§ **Dataset**:

━━━━━━

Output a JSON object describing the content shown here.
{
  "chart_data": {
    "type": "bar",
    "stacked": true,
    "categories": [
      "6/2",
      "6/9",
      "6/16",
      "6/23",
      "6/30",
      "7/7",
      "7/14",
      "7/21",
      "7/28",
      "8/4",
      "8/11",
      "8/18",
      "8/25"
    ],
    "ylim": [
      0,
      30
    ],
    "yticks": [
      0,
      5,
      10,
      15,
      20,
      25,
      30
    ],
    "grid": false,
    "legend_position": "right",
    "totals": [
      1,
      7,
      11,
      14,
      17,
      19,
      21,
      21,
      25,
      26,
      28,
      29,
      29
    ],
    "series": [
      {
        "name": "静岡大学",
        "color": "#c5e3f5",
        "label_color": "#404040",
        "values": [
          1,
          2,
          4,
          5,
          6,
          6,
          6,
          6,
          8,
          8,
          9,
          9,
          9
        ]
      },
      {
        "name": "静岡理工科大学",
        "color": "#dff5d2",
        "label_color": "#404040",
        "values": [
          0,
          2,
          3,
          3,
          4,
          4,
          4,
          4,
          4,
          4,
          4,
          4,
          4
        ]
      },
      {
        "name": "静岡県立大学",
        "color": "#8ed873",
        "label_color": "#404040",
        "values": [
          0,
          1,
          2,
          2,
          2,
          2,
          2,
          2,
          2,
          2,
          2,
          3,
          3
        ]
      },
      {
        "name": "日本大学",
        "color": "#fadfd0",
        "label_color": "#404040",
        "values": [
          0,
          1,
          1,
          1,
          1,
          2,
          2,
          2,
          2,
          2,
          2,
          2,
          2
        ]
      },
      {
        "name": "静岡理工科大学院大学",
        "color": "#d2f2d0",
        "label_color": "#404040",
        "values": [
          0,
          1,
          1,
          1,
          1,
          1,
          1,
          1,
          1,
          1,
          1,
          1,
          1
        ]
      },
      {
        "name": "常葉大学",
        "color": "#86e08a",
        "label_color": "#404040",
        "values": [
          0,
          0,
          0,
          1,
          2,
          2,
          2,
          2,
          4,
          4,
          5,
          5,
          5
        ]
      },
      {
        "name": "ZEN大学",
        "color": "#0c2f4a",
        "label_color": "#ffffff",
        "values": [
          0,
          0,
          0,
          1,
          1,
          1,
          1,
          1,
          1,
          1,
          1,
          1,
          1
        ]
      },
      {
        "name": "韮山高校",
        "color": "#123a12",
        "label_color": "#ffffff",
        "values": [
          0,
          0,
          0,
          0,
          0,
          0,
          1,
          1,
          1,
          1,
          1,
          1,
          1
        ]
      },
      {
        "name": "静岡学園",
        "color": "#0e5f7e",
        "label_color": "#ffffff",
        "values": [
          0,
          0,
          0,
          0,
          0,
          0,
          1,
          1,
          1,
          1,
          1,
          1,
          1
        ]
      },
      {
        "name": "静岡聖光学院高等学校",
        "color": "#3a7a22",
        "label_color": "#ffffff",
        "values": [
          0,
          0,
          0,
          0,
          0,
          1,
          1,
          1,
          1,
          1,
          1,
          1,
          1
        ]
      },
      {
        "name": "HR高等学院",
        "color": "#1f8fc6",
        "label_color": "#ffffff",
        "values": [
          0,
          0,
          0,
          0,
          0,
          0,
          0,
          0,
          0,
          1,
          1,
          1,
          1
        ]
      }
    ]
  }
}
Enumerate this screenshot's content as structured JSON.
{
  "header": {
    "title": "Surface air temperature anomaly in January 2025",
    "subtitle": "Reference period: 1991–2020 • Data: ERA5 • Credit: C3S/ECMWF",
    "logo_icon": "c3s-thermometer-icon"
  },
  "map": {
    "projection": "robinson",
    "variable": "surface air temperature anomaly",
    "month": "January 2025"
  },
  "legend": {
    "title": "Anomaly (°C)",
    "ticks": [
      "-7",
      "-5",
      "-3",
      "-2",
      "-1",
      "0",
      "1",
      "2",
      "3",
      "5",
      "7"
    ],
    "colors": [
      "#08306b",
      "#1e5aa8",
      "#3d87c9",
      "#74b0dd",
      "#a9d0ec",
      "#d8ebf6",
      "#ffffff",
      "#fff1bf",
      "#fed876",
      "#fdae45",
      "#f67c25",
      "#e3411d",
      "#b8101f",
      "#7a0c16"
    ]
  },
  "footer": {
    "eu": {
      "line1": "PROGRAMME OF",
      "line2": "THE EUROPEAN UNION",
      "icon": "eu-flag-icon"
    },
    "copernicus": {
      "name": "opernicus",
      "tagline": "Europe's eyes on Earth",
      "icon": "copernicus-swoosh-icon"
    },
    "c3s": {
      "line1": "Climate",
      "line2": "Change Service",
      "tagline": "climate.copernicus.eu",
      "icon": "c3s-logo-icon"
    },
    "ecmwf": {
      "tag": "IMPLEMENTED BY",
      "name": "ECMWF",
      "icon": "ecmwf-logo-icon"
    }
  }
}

━━━━━━

§ **Problem to work on**: Tally the lines of the preceding listing in which the word "JSON" appears; state nothing but the total.

§ **Expected output**: 2